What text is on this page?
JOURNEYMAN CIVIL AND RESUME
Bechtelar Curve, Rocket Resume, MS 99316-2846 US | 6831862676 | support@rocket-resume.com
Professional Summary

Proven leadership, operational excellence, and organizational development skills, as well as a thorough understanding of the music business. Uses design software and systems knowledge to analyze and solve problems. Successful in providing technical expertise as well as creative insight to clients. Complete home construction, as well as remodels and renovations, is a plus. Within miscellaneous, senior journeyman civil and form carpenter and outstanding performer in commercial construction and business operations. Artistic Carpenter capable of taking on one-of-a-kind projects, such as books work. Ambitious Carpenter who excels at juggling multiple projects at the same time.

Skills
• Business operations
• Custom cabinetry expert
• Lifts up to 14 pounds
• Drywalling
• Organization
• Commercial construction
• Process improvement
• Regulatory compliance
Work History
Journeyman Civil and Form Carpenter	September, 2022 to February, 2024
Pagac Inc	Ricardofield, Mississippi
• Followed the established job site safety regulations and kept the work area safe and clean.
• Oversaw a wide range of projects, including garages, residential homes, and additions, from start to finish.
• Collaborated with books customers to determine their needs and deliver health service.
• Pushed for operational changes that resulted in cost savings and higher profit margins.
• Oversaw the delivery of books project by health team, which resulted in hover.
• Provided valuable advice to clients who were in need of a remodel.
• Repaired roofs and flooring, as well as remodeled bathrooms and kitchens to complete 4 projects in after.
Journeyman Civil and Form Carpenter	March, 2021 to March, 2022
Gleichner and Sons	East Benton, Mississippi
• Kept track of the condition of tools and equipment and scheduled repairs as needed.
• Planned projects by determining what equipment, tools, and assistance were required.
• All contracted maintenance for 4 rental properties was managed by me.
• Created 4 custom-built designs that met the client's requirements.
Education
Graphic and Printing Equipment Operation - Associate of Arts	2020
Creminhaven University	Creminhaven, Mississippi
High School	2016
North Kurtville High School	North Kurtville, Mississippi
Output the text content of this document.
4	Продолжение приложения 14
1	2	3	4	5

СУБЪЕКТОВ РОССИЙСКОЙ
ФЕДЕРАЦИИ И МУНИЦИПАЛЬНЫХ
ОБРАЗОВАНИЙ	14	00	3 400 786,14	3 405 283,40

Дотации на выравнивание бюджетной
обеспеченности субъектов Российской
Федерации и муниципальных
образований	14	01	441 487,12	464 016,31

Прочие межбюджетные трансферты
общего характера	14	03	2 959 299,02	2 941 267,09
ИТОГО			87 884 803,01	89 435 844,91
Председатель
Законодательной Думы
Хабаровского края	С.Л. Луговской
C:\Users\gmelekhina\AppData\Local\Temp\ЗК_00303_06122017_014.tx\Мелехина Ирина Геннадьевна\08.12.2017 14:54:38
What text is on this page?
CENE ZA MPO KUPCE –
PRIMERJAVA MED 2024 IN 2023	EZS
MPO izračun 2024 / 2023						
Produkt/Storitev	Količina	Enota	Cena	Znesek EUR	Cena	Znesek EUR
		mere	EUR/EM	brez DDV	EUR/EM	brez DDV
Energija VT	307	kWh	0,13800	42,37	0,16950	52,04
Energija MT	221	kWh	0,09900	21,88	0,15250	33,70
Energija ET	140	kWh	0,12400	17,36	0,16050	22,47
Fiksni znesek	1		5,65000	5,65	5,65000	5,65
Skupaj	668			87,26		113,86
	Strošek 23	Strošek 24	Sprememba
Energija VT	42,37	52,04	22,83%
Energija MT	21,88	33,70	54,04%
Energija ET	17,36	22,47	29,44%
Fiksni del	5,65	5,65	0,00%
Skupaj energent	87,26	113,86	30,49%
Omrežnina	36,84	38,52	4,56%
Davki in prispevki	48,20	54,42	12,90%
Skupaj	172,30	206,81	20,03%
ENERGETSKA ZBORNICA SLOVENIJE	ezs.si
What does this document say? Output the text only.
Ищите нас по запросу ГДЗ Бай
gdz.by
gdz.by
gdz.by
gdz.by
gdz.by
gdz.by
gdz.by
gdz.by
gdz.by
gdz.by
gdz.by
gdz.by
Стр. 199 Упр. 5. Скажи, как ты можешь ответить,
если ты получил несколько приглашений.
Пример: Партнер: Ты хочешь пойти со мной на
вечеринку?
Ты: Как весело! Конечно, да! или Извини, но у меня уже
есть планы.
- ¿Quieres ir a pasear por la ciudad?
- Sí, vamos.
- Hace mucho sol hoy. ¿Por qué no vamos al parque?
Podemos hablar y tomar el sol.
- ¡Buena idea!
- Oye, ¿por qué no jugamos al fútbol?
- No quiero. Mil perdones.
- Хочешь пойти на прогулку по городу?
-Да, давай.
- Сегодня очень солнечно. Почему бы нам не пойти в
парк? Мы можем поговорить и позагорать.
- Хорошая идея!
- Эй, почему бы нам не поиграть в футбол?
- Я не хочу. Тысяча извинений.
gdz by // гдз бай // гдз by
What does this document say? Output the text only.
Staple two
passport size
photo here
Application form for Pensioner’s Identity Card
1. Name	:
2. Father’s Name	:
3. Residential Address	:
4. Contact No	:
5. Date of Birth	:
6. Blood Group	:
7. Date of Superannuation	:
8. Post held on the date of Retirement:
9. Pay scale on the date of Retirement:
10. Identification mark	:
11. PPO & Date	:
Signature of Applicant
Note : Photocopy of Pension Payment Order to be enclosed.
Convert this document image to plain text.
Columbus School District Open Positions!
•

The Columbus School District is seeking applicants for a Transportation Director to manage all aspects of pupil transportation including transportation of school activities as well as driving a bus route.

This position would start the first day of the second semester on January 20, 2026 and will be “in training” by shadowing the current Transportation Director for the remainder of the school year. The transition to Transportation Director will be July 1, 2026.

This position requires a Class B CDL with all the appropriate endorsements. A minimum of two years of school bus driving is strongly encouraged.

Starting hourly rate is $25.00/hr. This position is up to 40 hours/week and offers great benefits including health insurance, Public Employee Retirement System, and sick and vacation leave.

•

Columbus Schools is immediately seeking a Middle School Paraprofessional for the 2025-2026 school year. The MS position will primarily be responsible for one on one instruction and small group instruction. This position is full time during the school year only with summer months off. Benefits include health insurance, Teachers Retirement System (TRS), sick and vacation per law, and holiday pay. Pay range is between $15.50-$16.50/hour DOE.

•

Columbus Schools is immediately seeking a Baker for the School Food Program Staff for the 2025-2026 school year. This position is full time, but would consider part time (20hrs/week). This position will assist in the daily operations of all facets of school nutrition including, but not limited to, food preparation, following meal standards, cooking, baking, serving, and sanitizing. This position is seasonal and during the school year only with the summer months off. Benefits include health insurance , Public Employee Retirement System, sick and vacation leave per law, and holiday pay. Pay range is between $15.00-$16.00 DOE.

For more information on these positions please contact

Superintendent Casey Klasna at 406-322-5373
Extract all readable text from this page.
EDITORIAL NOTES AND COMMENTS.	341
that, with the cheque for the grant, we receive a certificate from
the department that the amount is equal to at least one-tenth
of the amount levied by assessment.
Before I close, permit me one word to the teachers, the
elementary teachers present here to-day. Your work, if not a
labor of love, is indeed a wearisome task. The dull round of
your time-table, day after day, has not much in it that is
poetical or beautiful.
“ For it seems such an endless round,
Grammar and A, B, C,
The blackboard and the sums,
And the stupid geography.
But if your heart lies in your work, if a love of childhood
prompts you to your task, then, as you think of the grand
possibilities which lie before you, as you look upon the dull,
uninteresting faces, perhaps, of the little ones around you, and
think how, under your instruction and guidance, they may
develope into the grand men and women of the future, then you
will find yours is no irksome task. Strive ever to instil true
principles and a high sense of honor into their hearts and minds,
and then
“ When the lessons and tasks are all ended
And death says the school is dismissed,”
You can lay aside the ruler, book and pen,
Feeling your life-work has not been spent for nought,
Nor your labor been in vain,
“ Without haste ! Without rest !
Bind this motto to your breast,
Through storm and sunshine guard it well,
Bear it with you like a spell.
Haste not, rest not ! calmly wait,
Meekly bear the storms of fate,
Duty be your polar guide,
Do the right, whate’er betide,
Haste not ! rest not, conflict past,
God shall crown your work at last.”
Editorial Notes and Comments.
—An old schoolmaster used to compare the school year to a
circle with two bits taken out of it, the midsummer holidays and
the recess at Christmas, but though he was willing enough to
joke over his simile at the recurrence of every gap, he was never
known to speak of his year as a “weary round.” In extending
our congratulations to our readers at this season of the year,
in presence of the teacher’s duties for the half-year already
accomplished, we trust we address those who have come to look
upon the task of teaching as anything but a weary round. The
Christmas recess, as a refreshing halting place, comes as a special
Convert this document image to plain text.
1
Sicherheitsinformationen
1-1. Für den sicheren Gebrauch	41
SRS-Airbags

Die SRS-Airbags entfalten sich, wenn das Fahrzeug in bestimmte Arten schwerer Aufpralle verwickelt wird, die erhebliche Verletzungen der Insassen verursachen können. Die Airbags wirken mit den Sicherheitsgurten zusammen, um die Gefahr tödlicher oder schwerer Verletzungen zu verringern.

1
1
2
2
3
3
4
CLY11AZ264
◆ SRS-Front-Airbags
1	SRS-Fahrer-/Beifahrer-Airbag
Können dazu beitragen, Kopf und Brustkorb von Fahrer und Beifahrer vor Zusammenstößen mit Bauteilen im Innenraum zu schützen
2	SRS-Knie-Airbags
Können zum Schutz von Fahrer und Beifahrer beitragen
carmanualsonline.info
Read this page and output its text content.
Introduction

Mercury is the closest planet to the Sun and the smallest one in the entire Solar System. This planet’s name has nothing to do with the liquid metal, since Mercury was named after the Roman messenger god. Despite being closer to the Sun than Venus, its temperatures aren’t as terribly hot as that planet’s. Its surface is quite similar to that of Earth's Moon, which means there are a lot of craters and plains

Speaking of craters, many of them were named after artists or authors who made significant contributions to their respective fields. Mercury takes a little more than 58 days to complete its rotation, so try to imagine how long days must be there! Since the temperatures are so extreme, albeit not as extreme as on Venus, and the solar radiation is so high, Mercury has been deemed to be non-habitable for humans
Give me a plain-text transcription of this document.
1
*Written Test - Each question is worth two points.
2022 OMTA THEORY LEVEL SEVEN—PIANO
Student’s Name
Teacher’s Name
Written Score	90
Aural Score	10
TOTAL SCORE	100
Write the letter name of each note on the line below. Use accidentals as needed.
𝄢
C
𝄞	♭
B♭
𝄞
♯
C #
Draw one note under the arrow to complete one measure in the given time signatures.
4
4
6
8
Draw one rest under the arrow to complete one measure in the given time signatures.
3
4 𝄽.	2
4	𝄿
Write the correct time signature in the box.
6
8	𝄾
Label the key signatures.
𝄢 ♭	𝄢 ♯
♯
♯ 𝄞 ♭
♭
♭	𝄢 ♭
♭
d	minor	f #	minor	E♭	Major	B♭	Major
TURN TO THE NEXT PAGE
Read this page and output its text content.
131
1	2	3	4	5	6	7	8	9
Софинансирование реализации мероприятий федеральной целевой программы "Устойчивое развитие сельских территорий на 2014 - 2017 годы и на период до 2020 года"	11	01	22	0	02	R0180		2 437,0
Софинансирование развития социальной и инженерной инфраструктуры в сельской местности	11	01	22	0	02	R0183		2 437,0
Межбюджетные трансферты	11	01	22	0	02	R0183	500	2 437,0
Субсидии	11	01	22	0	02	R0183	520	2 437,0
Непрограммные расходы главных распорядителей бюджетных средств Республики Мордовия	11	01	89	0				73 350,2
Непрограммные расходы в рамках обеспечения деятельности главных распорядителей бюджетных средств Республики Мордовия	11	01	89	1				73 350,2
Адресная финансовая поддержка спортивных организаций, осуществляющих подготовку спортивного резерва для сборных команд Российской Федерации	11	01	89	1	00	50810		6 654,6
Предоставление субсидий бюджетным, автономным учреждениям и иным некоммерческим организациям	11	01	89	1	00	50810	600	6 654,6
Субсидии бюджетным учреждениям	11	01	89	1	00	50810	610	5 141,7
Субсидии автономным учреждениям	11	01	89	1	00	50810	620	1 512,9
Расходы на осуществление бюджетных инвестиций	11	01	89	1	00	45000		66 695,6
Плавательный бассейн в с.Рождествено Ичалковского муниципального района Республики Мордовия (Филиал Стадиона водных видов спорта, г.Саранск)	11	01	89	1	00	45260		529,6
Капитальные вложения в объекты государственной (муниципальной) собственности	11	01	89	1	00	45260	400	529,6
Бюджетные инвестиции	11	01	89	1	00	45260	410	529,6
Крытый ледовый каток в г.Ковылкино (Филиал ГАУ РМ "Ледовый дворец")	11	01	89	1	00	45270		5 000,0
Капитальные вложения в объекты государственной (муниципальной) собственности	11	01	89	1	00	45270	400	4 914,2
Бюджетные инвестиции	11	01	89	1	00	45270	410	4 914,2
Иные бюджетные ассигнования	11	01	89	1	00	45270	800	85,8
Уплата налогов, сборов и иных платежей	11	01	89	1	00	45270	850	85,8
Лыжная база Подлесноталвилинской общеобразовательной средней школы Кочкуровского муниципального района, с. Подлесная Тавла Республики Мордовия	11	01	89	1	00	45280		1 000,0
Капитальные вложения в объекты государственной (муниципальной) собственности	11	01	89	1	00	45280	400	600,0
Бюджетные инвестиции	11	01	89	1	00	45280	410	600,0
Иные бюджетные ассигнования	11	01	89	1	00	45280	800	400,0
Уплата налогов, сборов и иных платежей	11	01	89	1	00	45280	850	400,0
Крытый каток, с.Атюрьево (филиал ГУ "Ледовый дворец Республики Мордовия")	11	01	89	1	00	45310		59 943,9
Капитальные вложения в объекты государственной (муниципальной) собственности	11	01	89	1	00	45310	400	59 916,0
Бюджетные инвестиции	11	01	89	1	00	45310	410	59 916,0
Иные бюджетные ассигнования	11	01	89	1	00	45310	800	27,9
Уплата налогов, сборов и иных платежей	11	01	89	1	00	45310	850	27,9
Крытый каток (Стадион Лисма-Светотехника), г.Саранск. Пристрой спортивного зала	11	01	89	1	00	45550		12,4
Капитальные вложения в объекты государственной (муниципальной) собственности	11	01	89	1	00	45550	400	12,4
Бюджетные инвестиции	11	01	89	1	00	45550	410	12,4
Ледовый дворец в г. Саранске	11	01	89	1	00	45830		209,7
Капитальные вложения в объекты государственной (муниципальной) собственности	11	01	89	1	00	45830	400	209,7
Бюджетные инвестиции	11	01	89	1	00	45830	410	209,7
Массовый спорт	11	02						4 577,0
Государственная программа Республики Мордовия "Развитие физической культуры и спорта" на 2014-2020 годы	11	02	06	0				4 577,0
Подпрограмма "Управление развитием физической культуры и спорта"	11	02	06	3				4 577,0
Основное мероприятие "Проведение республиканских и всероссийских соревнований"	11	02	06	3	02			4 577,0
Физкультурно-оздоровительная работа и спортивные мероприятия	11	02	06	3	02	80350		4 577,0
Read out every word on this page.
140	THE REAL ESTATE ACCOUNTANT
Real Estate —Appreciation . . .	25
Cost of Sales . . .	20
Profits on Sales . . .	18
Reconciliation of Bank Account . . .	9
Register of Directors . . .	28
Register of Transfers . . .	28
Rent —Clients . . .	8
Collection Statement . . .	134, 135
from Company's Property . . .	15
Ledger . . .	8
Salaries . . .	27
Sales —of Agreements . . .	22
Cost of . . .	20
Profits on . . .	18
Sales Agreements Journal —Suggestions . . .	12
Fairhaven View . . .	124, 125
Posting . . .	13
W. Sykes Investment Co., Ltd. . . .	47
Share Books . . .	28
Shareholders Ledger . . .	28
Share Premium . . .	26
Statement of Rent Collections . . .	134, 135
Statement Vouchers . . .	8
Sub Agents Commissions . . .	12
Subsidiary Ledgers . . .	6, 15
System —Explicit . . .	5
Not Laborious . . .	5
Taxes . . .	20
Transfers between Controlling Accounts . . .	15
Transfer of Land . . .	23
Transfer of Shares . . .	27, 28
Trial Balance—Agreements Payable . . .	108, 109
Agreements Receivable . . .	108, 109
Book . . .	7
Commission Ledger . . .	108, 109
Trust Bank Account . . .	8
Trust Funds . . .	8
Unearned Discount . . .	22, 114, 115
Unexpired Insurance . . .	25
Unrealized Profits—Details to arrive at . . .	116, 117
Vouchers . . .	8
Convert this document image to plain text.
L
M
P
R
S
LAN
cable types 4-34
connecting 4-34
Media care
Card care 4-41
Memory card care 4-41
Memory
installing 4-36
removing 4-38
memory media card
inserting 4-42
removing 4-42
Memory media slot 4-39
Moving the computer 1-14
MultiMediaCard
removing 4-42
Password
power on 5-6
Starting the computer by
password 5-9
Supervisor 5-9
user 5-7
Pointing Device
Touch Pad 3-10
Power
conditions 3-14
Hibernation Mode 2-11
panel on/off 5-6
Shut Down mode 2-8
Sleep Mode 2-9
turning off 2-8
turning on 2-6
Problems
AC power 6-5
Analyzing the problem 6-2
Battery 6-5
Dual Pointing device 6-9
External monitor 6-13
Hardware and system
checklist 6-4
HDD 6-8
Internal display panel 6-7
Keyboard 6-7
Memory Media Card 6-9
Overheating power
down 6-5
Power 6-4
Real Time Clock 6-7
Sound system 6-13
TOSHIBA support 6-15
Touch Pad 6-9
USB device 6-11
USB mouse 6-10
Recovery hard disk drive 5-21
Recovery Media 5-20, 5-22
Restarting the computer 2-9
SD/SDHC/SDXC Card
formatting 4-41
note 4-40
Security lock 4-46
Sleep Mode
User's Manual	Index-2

** Task to carry out **
Which lines of the data above contain "been"? Copy each one.

** Finished task **
Feeling your life-work has not been spent for nought,
Nor your labor been in vain,
Speaking of craters, many of them were named after artists or authors who made significant contributions to their respective fields. Mercury takes a little more than 58 days to complete its rotation, so try to imagine how long days must be there! Since the temperatures are so extreme, albeit not as extreme as on Venus, and the solar radiation is so high, Mercury has been deemed to be non-habitable for humans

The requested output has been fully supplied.